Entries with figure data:
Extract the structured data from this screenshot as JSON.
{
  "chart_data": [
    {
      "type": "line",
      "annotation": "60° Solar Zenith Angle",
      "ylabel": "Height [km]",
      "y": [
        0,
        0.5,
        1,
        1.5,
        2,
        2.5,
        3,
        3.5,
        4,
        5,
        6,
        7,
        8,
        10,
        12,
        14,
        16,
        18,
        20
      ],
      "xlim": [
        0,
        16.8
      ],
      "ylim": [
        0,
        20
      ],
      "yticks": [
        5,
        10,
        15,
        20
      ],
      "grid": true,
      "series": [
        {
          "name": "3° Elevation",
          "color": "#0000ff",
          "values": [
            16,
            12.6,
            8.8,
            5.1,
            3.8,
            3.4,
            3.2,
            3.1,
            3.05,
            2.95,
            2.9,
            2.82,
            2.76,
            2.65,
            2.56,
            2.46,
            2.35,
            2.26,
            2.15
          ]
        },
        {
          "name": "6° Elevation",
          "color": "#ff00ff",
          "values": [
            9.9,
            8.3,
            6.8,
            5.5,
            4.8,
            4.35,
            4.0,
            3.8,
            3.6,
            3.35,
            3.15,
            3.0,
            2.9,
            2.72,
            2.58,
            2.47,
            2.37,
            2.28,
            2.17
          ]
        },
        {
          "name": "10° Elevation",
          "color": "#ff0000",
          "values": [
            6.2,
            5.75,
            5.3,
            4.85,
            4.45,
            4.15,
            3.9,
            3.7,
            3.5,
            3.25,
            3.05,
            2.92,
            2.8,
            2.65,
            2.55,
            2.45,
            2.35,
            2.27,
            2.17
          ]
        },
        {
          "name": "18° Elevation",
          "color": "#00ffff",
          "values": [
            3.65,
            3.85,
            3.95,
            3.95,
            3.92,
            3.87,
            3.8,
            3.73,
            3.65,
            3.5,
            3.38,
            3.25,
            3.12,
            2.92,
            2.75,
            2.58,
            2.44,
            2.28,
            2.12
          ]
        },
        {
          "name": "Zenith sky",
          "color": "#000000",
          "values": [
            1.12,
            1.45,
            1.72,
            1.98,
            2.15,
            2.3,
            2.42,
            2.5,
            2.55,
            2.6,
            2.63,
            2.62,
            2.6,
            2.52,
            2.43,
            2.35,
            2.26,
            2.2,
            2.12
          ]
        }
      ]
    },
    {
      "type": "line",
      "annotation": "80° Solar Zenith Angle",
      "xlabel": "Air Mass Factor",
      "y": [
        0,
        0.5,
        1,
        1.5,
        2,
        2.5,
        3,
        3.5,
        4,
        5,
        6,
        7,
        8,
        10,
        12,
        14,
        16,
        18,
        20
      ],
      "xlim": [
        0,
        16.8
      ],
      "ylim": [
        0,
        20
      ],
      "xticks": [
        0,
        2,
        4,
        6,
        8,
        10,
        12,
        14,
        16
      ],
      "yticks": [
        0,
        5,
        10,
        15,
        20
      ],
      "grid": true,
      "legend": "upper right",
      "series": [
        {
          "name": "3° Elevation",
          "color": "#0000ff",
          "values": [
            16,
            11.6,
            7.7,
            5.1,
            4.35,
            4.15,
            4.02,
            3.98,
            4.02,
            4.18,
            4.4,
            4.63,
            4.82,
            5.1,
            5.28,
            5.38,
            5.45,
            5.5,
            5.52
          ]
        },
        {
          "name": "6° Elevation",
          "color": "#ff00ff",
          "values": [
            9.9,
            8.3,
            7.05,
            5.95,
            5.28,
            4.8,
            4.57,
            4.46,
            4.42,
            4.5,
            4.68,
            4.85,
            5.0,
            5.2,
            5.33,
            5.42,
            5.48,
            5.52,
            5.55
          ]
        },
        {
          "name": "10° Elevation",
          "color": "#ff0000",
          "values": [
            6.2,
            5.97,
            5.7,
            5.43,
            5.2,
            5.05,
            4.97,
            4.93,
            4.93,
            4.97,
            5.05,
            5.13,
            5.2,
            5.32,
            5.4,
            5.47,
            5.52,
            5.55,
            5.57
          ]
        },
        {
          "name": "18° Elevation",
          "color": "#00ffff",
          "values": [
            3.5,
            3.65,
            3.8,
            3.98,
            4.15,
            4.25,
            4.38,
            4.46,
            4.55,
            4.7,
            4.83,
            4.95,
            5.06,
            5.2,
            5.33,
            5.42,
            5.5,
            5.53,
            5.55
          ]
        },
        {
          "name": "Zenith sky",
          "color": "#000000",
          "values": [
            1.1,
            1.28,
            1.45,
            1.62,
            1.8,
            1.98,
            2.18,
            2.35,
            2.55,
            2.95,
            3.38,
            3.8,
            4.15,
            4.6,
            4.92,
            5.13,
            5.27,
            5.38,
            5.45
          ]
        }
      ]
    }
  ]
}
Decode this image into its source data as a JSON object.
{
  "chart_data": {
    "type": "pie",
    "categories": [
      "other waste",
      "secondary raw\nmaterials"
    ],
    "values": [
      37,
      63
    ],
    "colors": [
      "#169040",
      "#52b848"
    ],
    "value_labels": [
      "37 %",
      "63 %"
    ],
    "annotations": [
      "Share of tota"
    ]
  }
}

**SHORT TASK**
Give again, word for word, every line from the one holding "Decode this image" to the end of the data.

**WRITTEN ANSWER**
Decode this image into its source data as a JSON object.
{
  "chart_data": {
    "type": "pie",
    "categories": [
      "other waste",
      "secondary raw\nmaterials"
    ],
    "values": [
      37,
      63
    ],
    "colors": [
      "#169040",
      "#52b848"
    ],
    "value_labels": [
      "37 %",
      "63 %"
    ],
    "annotations": [
      "Share of tota"
    ]
  }
}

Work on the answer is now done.